WHAT IS ASKED — Reproduce every one of the entries below line for line, without changing a single character.

-- BEGIN EXERCISE MATERIAL --

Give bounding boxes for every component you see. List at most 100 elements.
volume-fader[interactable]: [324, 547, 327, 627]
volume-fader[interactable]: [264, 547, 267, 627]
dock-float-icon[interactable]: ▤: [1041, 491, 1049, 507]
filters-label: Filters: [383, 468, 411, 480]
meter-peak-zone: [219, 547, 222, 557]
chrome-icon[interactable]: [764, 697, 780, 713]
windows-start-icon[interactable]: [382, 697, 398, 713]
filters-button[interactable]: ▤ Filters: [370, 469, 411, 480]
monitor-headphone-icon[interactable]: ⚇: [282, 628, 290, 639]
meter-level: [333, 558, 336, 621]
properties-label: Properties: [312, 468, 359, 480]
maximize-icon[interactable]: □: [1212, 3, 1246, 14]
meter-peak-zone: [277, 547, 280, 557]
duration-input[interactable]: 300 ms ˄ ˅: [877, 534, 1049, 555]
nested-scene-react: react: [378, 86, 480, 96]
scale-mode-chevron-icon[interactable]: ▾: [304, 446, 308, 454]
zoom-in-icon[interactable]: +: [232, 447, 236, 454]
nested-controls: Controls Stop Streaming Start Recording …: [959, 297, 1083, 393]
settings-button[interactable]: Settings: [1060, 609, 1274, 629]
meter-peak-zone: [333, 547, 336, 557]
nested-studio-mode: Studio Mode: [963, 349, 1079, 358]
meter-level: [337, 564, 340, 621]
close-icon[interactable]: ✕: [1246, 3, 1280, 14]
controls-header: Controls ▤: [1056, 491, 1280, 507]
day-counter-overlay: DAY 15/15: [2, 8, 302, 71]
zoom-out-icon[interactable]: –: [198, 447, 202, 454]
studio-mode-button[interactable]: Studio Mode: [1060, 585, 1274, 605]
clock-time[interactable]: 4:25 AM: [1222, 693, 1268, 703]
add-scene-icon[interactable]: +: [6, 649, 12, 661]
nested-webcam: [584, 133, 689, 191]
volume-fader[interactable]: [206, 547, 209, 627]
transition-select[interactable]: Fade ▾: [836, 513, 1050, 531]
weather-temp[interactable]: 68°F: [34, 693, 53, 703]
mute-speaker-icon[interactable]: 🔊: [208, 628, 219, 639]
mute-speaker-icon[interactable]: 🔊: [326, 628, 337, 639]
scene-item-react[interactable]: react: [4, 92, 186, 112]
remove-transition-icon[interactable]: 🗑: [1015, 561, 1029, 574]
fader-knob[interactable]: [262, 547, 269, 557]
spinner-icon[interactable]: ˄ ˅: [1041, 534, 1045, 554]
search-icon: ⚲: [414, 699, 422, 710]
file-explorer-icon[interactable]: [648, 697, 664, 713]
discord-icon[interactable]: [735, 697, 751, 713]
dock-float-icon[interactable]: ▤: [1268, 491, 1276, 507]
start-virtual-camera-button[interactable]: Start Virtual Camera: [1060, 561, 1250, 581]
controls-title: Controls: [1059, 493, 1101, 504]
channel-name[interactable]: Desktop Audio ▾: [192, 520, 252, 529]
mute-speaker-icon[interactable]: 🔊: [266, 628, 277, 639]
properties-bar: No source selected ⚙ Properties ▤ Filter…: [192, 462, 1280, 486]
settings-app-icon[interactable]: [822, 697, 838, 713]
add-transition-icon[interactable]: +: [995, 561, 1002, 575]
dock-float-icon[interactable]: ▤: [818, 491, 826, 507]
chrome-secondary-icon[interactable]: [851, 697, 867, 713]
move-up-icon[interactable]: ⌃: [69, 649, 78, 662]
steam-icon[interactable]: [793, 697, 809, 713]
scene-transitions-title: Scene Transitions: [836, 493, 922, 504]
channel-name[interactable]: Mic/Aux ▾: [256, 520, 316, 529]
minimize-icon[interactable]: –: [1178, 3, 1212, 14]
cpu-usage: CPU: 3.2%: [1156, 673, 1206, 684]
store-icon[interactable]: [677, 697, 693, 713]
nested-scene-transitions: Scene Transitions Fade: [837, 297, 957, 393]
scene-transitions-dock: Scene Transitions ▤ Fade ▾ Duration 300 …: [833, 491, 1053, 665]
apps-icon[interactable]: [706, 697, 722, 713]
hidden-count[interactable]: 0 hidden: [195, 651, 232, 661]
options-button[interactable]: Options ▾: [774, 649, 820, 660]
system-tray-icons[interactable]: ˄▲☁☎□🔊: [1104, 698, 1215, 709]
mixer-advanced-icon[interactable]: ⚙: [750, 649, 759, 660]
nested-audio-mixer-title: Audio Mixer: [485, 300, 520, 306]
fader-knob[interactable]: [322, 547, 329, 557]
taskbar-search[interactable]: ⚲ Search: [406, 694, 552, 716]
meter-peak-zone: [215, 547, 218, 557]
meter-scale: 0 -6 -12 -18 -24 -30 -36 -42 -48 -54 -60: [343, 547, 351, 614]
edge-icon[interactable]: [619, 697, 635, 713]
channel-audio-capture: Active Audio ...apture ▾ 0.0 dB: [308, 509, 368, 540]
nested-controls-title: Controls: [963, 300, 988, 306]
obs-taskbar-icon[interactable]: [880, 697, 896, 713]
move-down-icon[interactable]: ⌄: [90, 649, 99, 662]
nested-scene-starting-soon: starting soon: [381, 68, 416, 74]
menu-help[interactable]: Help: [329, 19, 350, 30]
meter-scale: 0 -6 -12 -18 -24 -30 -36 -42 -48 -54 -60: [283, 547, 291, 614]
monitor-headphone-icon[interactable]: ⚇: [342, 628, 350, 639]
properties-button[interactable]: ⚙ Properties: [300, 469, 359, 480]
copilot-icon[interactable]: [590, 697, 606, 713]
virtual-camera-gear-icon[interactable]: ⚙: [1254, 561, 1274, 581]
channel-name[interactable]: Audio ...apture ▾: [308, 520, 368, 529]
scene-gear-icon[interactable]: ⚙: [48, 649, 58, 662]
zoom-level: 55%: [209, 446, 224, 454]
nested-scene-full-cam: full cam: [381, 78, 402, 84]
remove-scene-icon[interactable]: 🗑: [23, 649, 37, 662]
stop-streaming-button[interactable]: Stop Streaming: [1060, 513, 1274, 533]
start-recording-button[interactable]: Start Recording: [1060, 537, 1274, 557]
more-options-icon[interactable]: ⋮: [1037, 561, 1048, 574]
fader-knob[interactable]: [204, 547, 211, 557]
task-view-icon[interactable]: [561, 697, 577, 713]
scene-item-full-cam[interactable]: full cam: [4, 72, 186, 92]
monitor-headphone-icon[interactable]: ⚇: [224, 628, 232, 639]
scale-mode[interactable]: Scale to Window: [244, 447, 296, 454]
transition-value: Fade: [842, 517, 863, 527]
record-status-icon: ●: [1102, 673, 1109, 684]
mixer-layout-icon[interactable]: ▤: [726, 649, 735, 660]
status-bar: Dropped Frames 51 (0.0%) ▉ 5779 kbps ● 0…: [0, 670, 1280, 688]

-- END EXERCISE MATERIAL --

FINAL RESULT —
Give bounding boxes for every component you see. List at most 100 elements.
volume-fader[interactable]: [324, 547, 327, 627]
volume-fader[interactable]: [264, 547, 267, 627]
dock-float-icon[interactable]: ▤: [1041, 491, 1049, 507]
filters-label: Filters: [383, 468, 411, 480]
meter-peak-zone: [219, 547, 222, 557]
chrome-icon[interactable]: [764, 697, 780, 713]
windows-start-icon[interactable]: [382, 697, 398, 713]
filters-button[interactable]: ▤ Filters: [370, 469, 411, 480]
monitor-headphone-icon[interactable]: ⚇: [282, 628, 290, 639]
meter-level: [333, 558, 336, 621]
properties-label: Properties: [312, 468, 359, 480]
maximize-icon[interactable]: □: [1212, 3, 1246, 14]
meter-peak-zone: [277, 547, 280, 557]
duration-input[interactable]: 300 ms ˄ ˅: [877, 534, 1049, 555]
nested-scene-react: react: [378, 86, 480, 96]
scale-mode-chevron-icon[interactable]: ▾: [304, 446, 308, 454]
zoom-in-icon[interactable]: +: [232, 447, 236, 454]
nested-controls: Controls Stop Streaming Start Recording …: [959, 297, 1083, 393]
settings-button[interactable]: Settings: [1060, 609, 1274, 629]
meter-peak-zone: [333, 547, 336, 557]
nested-studio-mode: Studio Mode: [963, 349, 1079, 358]
meter-level: [337, 564, 340, 621]
close-icon[interactable]: ✕: [1246, 3, 1280, 14]
controls-header: Controls ▤: [1056, 491, 1280, 507]
day-counter-overlay: DAY 15/15: [2, 8, 302, 71]
zoom-out-icon[interactable]: –: [198, 447, 202, 454]
studio-mode-button[interactable]: Studio Mode: [1060, 585, 1274, 605]
clock-time[interactable]: 4:25 AM: [1222, 693, 1268, 703]
add-scene-icon[interactable]: +: [6, 649, 12, 661]
nested-webcam: [584, 133, 689, 191]
volume-fader[interactable]: [206, 547, 209, 627]
transition-select[interactable]: Fade ▾: [836, 513, 1050, 531]
weather-temp[interactable]: 68°F: [34, 693, 53, 703]
mute-speaker-icon[interactable]: 🔊: [208, 628, 219, 639]
mute-speaker-icon[interactable]: 🔊: [326, 628, 337, 639]
scene-item-react[interactable]: react: [4, 92, 186, 112]
remove-transition-icon[interactable]: 🗑: [1015, 561, 1029, 574]
fader-knob[interactable]: [262, 547, 269, 557]
spinner-icon[interactable]: ˄ ˅: [1041, 534, 1045, 554]
search-icon: ⚲: [414, 699, 422, 710]
file-explorer-icon[interactable]: [648, 697, 664, 713]
discord-icon[interactable]: [735, 697, 751, 713]
dock-float-icon[interactable]: ▤: [1268, 491, 1276, 507]
start-virtual-camera-button[interactable]: Start Virtual Camera: [1060, 561, 1250, 581]
controls-title: Controls: [1059, 493, 1101, 504]
channel-name[interactable]: Desktop Audio ▾: [192, 520, 252, 529]
mute-speaker-icon[interactable]: 🔊: [266, 628, 277, 639]
properties-bar: No source selected ⚙ Properties ▤ Filter…: [192, 462, 1280, 486]
settings-app-icon[interactable]: [822, 697, 838, 713]
add-transition-icon[interactable]: +: [995, 561, 1002, 575]
dock-float-icon[interactable]: ▤: [818, 491, 826, 507]
chrome-secondary-icon[interactable]: [851, 697, 867, 713]
move-up-icon[interactable]: ⌃: [69, 649, 78, 662]
steam-icon[interactable]: [793, 697, 809, 713]
scene-transitions-title: Scene Transitions: [836, 493, 922, 504]
channel-name[interactable]: Mic/Aux ▾: [256, 520, 316, 529]
minimize-icon[interactable]: –: [1178, 3, 1212, 14]
cpu-usage: CPU: 3.2%: [1156, 673, 1206, 684]
store-icon[interactable]: [677, 697, 693, 713]
nested-scene-transitions: Scene Transitions Fade: [837, 297, 957, 393]
scene-transitions-dock: Scene Transitions ▤ Fade ▾ Duration 300 …: [833, 491, 1053, 665]
apps-icon[interactable]: [706, 697, 722, 713]
hidden-count[interactable]: 0 hidden: [195, 651, 232, 661]
options-button[interactable]: Options ▾: [774, 649, 820, 660]
system-tray-icons[interactable]: ˄▲☁☎□🔊: [1104, 698, 1215, 709]
mixer-advanced-icon[interactable]: ⚙: [750, 649, 759, 660]
nested-audio-mixer-title: Audio Mixer: [485, 300, 520, 306]
fader-knob[interactable]: [322, 547, 329, 557]
taskbar-search[interactable]: ⚲ Search: [406, 694, 552, 716]
meter-peak-zone: [215, 547, 218, 557]
meter-scale: 0 -6 -12 -18 -24 -30 -36 -42 -48 -54 -60: [343, 547, 351, 614]
edge-icon[interactable]: [619, 697, 635, 713]
channel-audio-capture: Active Audio ...apture ▾ 0.0 dB: [308, 509, 368, 540]
nested-controls-title: Controls: [963, 300, 988, 306]
obs-taskbar-icon[interactable]: [880, 697, 896, 713]
move-down-icon[interactable]: ⌄: [90, 649, 99, 662]
nested-scene-starting-soon: starting soon: [381, 68, 416, 74]
menu-help[interactable]: Help: [329, 19, 350, 30]
meter-scale: 0 -6 -12 -18 -24 -30 -36 -42 -48 -54 -60: [283, 547, 291, 614]
monitor-headphone-icon[interactable]: ⚇: [342, 628, 350, 639]
properties-button[interactable]: ⚙ Properties: [300, 469, 359, 480]
copilot-icon[interactable]: [590, 697, 606, 713]
virtual-camera-gear-icon[interactable]: ⚙: [1254, 561, 1274, 581]
channel-name[interactable]: Audio ...apture ▾: [308, 520, 368, 529]
scene-gear-icon[interactable]: ⚙: [48, 649, 58, 662]
zoom-level: 55%: [209, 446, 224, 454]
nested-scene-full-cam: full cam: [381, 78, 402, 84]
remove-scene-icon[interactable]: 🗑: [23, 649, 37, 662]
stop-streaming-button[interactable]: Stop Streaming: [1060, 513, 1274, 533]
start-recording-button[interactable]: Start Recording: [1060, 537, 1274, 557]
more-options-icon[interactable]: ⋮: [1037, 561, 1048, 574]
fader-knob[interactable]: [204, 547, 211, 557]
task-view-icon[interactable]: [561, 697, 577, 713]
scene-item-full-cam[interactable]: full cam: [4, 72, 186, 92]
monitor-headphone-icon[interactable]: ⚇: [224, 628, 232, 639]
scale-mode[interactable]: Scale to Window: [244, 447, 296, 454]
transition-value: Fade: [842, 517, 863, 527]
record-status-icon: ●: [1102, 673, 1109, 684]
mixer-layout-icon[interactable]: ▤: [726, 649, 735, 660]
status-bar: Dropped Frames 51 (0.0%) ▉ 5779 kbps ● 0…: [0, 670, 1280, 688]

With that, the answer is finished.